GIVEN TASK →
Gather every line from the entries below that includes "signal".
-- BEGIN EXCERPTED DATA --
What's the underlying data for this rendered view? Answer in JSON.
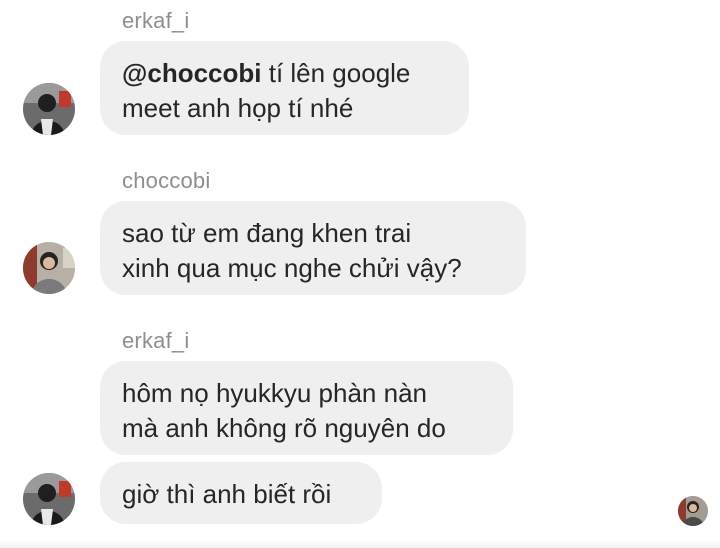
{
  "messages": [
    {
      "sender": "erkaf_i",
      "mention": "@choccobi",
      "lines": [
        "tí lên google",
        "meet anh họp tí nhé"
      ]
    },
    {
      "sender": "choccobi",
      "lines": [
        "sao từ em đang khen trai",
        "xinh qua mục nghe chửi vậy?"
      ]
    },
    {
      "sender": "erkaf_i",
      "lines": [
        "hôm nọ hyukkyu phàn nàn",
        "mà anh không rõ nguyên do"
      ]
    },
    {
      "lines": [
        "giờ thì anh biết rồi"
      ]
    }
  ],
  "icons": {
    "avatar_erkaf": "user-avatar-icon",
    "avatar_choccobi": "user-avatar-icon",
    "read_receipt": "seen-avatar-icon"
  }
}
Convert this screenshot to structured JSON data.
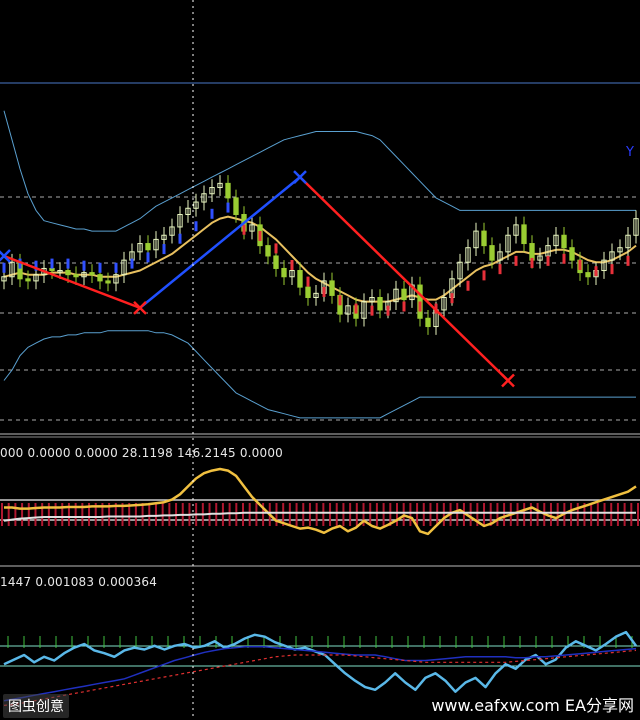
{
  "labels": {
    "top_right": "Y",
    "indicator1_readout": "000 0.0000 0.0000 28.1198 146.2145 0.0000",
    "indicator2_readout": "1447 0.001083 0.000364",
    "watermark_left": "图虫创意",
    "watermark_right": "www.eafxw.com  EA分享网"
  },
  "colors": {
    "background": "#000000",
    "bull_candle": "#e8f5c0",
    "bear_candle": "#9acd32",
    "bollinger": "#5aa0d0",
    "ma_line": "#e8c060",
    "zigzag_up": "#2050ff",
    "zigzag_down": "#ff2020",
    "marker_red": "#e8303a",
    "marker_blue": "#3050ff",
    "histogram": "#b01830",
    "osc_yellow": "#f0c040",
    "osc_white": "#e0e0e0",
    "osc2_cyan": "#5ab8e8",
    "osc2_blue": "#2030c0",
    "osc2_red_dashed": "#e03030",
    "osc2_green_ticks": "#40c040"
  },
  "chart_data": [
    {
      "type": "candlestick",
      "panel": "main",
      "title": "",
      "x": [
        1,
        2,
        3,
        4,
        5,
        6,
        7,
        8,
        9,
        10,
        11,
        12,
        13,
        14,
        15,
        16,
        17,
        18,
        19,
        20,
        21,
        22,
        23,
        24,
        25,
        26,
        27,
        28,
        29,
        30,
        31,
        32,
        33,
        34,
        35,
        36,
        37,
        38,
        39,
        40,
        41,
        42,
        43,
        44,
        45,
        46,
        47,
        48,
        49,
        50,
        51,
        52,
        53,
        54,
        55,
        56,
        57,
        58,
        59,
        60,
        61,
        62,
        63,
        64,
        65,
        66,
        67,
        68,
        69,
        70,
        71,
        72,
        73,
        74,
        75,
        76,
        77,
        78,
        79,
        80
      ],
      "close": [
        30,
        37,
        29,
        28,
        31,
        34,
        33,
        33,
        31,
        30,
        32,
        31,
        28,
        27,
        31,
        38,
        42,
        46,
        43,
        48,
        50,
        54,
        60,
        63,
        66,
        70,
        73,
        75,
        68,
        60,
        52,
        55,
        45,
        40,
        34,
        30,
        33,
        25,
        20,
        22,
        28,
        21,
        12,
        16,
        10,
        18,
        20,
        14,
        18,
        24,
        19,
        26,
        10,
        6,
        14,
        20,
        29,
        37,
        44,
        52,
        45,
        38,
        42,
        50,
        55,
        46,
        38,
        40,
        45,
        50,
        44,
        38,
        32,
        30,
        33,
        38,
        42,
        44,
        50,
        58
      ],
      "ylim": [
        -40,
        120
      ],
      "grid": false,
      "series": [
        {
          "name": "",
          "kind": "bollinger-upper",
          "values": [
            110,
            96,
            82,
            70,
            62,
            57,
            56,
            55,
            54,
            53,
            53,
            52,
            52,
            52,
            52,
            54,
            56,
            58,
            61,
            64,
            66,
            68,
            70,
            72,
            74,
            76,
            78,
            80,
            82,
            84,
            86,
            88,
            90,
            92,
            94,
            96,
            97,
            98,
            99,
            100,
            100,
            100,
            100,
            100,
            100,
            99,
            98,
            96,
            92,
            88,
            84,
            80,
            76,
            72,
            68,
            66,
            64,
            62,
            62,
            62,
            62,
            62,
            62,
            62,
            62,
            62,
            62,
            62,
            62,
            62,
            62,
            62,
            62,
            62,
            62,
            62,
            62,
            62,
            62,
            62
          ]
        },
        {
          "name": "",
          "kind": "bollinger-lower",
          "values": [
            -20,
            -15,
            -8,
            -4,
            -2,
            0,
            1,
            1,
            2,
            2,
            3,
            3,
            3,
            4,
            4,
            4,
            4,
            4,
            4,
            3,
            3,
            2,
            0,
            -2,
            -6,
            -10,
            -14,
            -18,
            -22,
            -26,
            -28,
            -30,
            -32,
            -34,
            -35,
            -36,
            -37,
            -38,
            -38,
            -38,
            -38,
            -38,
            -38,
            -38,
            -38,
            -38,
            -38,
            -38,
            -36,
            -34,
            -32,
            -30,
            -28,
            -28,
            -28,
            -28,
            -28,
            -28,
            -28,
            -28,
            -28,
            -28,
            -28,
            -28,
            -28,
            -28,
            -28,
            -28,
            -28,
            -28,
            -28,
            -28,
            -28,
            -28,
            -28,
            -28,
            -28,
            -28,
            -28,
            -28
          ]
        },
        {
          "name": "",
          "kind": "moving-average",
          "values": [
            30,
            31,
            32,
            31,
            31,
            31,
            32,
            32,
            32,
            31,
            31,
            31,
            30,
            30,
            30,
            31,
            32,
            33,
            35,
            37,
            39,
            41,
            44,
            47,
            50,
            53,
            56,
            58,
            59,
            58,
            57,
            56,
            54,
            51,
            48,
            44,
            40,
            36,
            32,
            29,
            27,
            25,
            23,
            21,
            19,
            18,
            18,
            18,
            18,
            19,
            20,
            21,
            20,
            19,
            19,
            21,
            24,
            27,
            30,
            33,
            35,
            36,
            38,
            40,
            42,
            42,
            41,
            41,
            42,
            43,
            43,
            42,
            40,
            38,
            37,
            37,
            38,
            40,
            42,
            45
          ]
        }
      ],
      "zigzag": [
        {
          "x": 1,
          "y": 40,
          "marker": "blue"
        },
        {
          "x": 18,
          "y": 15,
          "marker": "red"
        },
        {
          "x": 38,
          "y": 78,
          "marker": "blue"
        },
        {
          "x": 64,
          "y": -20,
          "marker": "red"
        }
      ]
    },
    {
      "type": "line",
      "panel": "indicator1",
      "title": "",
      "ylim": [
        -60,
        120
      ],
      "series": [
        {
          "name": "",
          "kind": "oscillator-yellow",
          "values": [
            30,
            30,
            28,
            28,
            29,
            30,
            30,
            30,
            31,
            31,
            31,
            32,
            32,
            32,
            33,
            33,
            34,
            35,
            36,
            38,
            40,
            45,
            55,
            70,
            85,
            95,
            100,
            103,
            100,
            90,
            70,
            50,
            35,
            20,
            5,
            0,
            -5,
            -10,
            -8,
            -12,
            -18,
            -10,
            -5,
            -15,
            -8,
            5,
            -5,
            -10,
            -3,
            5,
            15,
            10,
            -15,
            -20,
            -5,
            10,
            20,
            25,
            15,
            5,
            -5,
            0,
            10,
            15,
            20,
            25,
            30,
            22,
            15,
            10,
            18,
            25,
            30,
            35,
            40,
            45,
            50,
            55,
            60,
            70
          ]
        },
        {
          "name": "",
          "kind": "oscillator-white",
          "values": [
            5,
            7,
            9,
            10,
            11,
            12,
            12,
            12,
            12,
            12,
            12,
            12,
            12,
            13,
            13,
            13,
            13,
            13,
            14,
            14,
            15,
            15,
            16,
            16,
            17,
            17,
            18,
            18,
            19,
            19,
            20,
            20,
            20,
            20,
            20,
            20,
            20,
            20,
            20,
            20,
            20,
            20,
            20,
            20,
            20,
            20,
            20,
            20,
            20,
            20,
            20,
            20,
            20,
            20,
            20,
            20,
            20,
            20,
            20,
            20,
            20,
            20,
            20,
            20,
            20,
            20,
            20,
            20,
            20,
            20,
            20,
            20,
            20,
            20,
            20,
            20,
            20,
            20,
            20,
            20
          ]
        }
      ]
    },
    {
      "type": "line",
      "panel": "indicator2",
      "title": "",
      "ylim": [
        -60,
        60
      ],
      "series": [
        {
          "name": "",
          "kind": "oscillator-cyan",
          "values": [
            -10,
            -5,
            0,
            -8,
            -2,
            -6,
            2,
            8,
            12,
            5,
            2,
            -2,
            5,
            8,
            6,
            10,
            6,
            10,
            12,
            8,
            10,
            15,
            8,
            12,
            18,
            22,
            20,
            14,
            10,
            6,
            8,
            4,
            0,
            -10,
            -20,
            -28,
            -35,
            -38,
            -30,
            -20,
            -30,
            -38,
            -25,
            -20,
            -28,
            -40,
            -30,
            -25,
            -35,
            -20,
            -10,
            -15,
            -5,
            0,
            -10,
            -5,
            8,
            15,
            10,
            5,
            12,
            20,
            25,
            10
          ]
        },
        {
          "name": "",
          "kind": "signal-blue",
          "values": [
            -50,
            -48,
            -46,
            -44,
            -42,
            -40,
            -38,
            -36,
            -34,
            -32,
            -30,
            -28,
            -26,
            -22,
            -18,
            -14,
            -10,
            -6,
            -3,
            0,
            3,
            5,
            7,
            8,
            9,
            9,
            9,
            8,
            7,
            6,
            5,
            4,
            3,
            2,
            1,
            0,
            0,
            0,
            -2,
            -4,
            -6,
            -6,
            -6,
            -5,
            -4,
            -3,
            -2,
            -2,
            -2,
            -2,
            -2,
            -3,
            -3,
            -2,
            -2,
            -1,
            0,
            1,
            2,
            3,
            4,
            5,
            6,
            7
          ]
        },
        {
          "name": "",
          "kind": "signal-red-dashed",
          "values": [
            -55,
            -54,
            -52,
            -50,
            -48,
            -46,
            -44,
            -42,
            -40,
            -38,
            -36,
            -34,
            -32,
            -30,
            -28,
            -26,
            -24,
            -22,
            -20,
            -18,
            -16,
            -14,
            -12,
            -10,
            -8,
            -6,
            -4,
            -2,
            -1,
            0,
            0,
            0,
            0,
            0,
            0,
            -1,
            -2,
            -3,
            -4,
            -5,
            -6,
            -7,
            -8,
            -8,
            -8,
            -8,
            -8,
            -8,
            -8,
            -8,
            -8,
            -7,
            -6,
            -5,
            -4,
            -3,
            -2,
            -1,
            0,
            1,
            2,
            3,
            4,
            5
          ]
        }
      ]
    }
  ]
}
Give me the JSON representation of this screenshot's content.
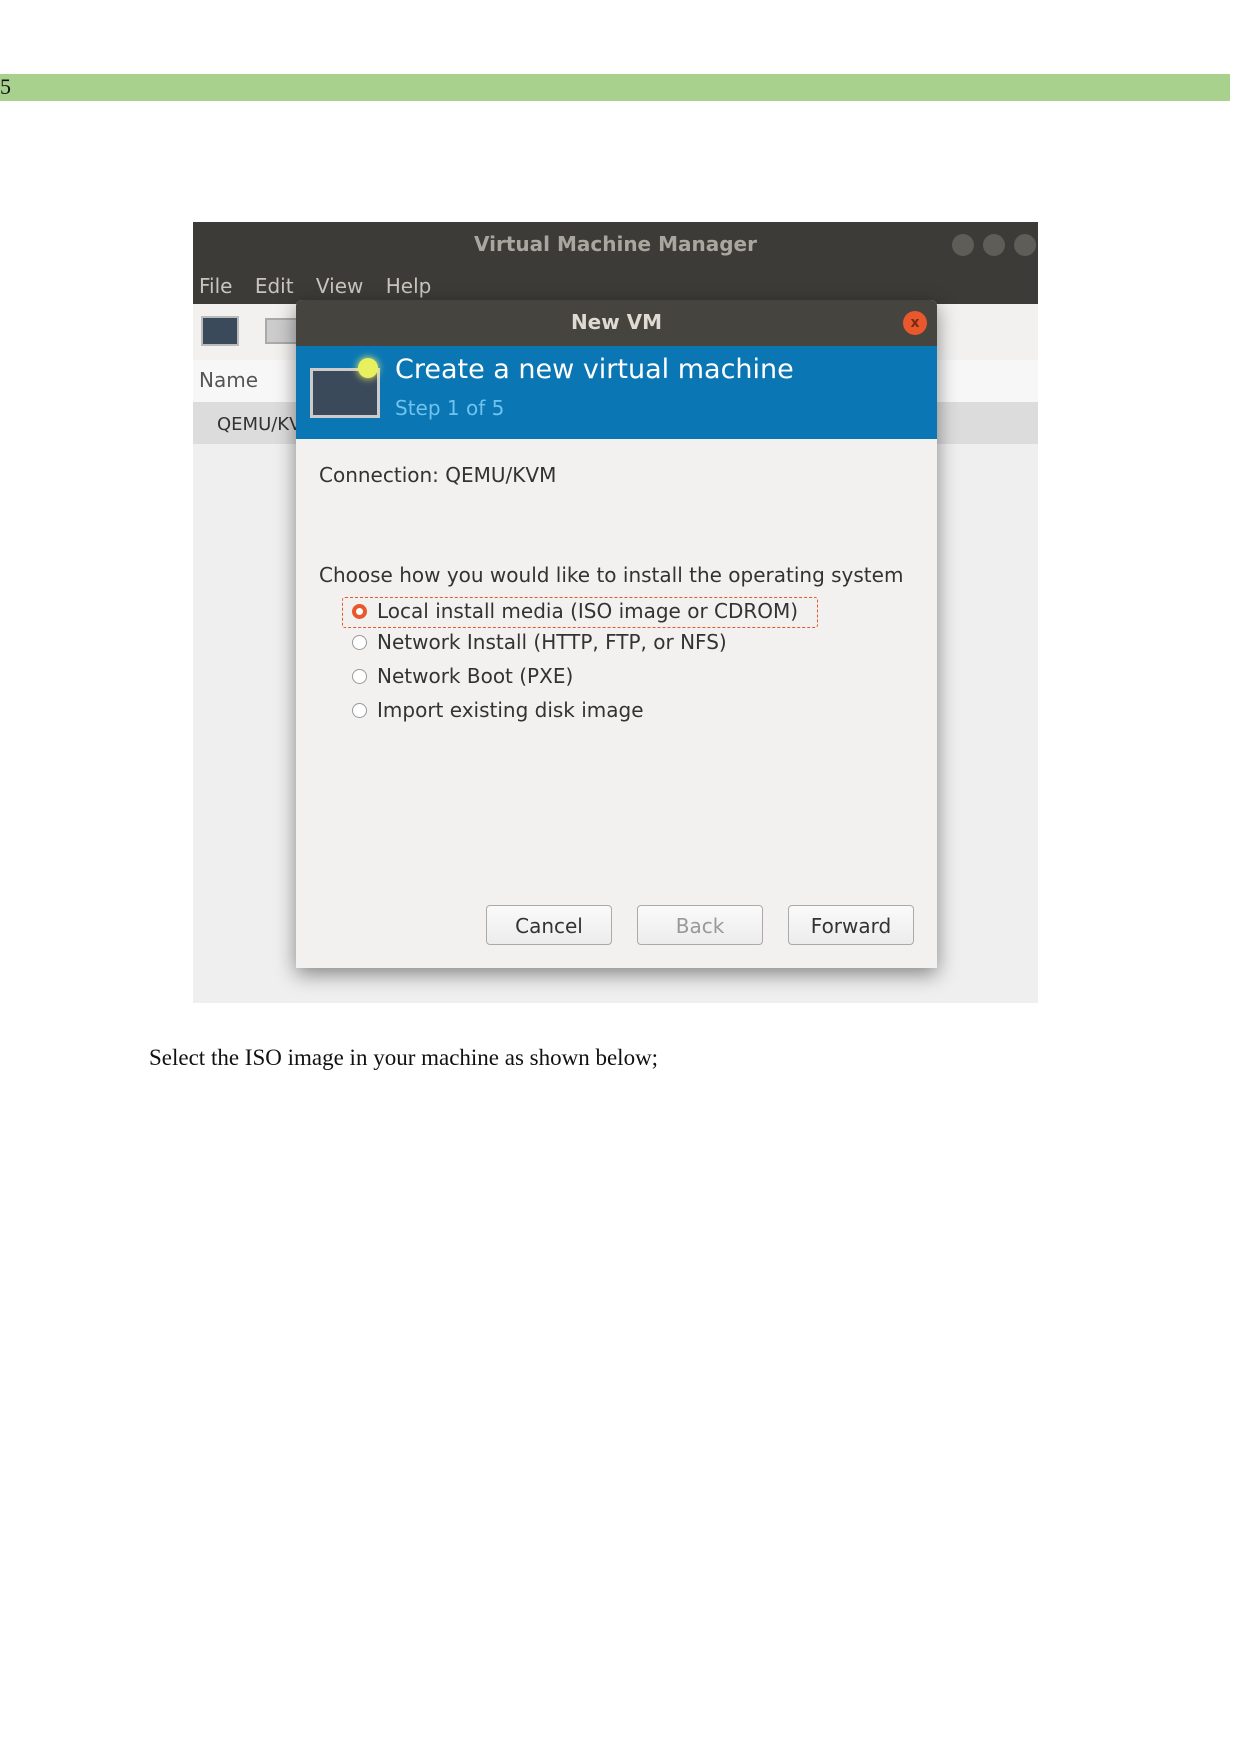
-- END EXCERPTED DATA --
RESULT FOR THIS TASK →
          "kind": "signal-blue",
          "kind": "signal-red-dashed",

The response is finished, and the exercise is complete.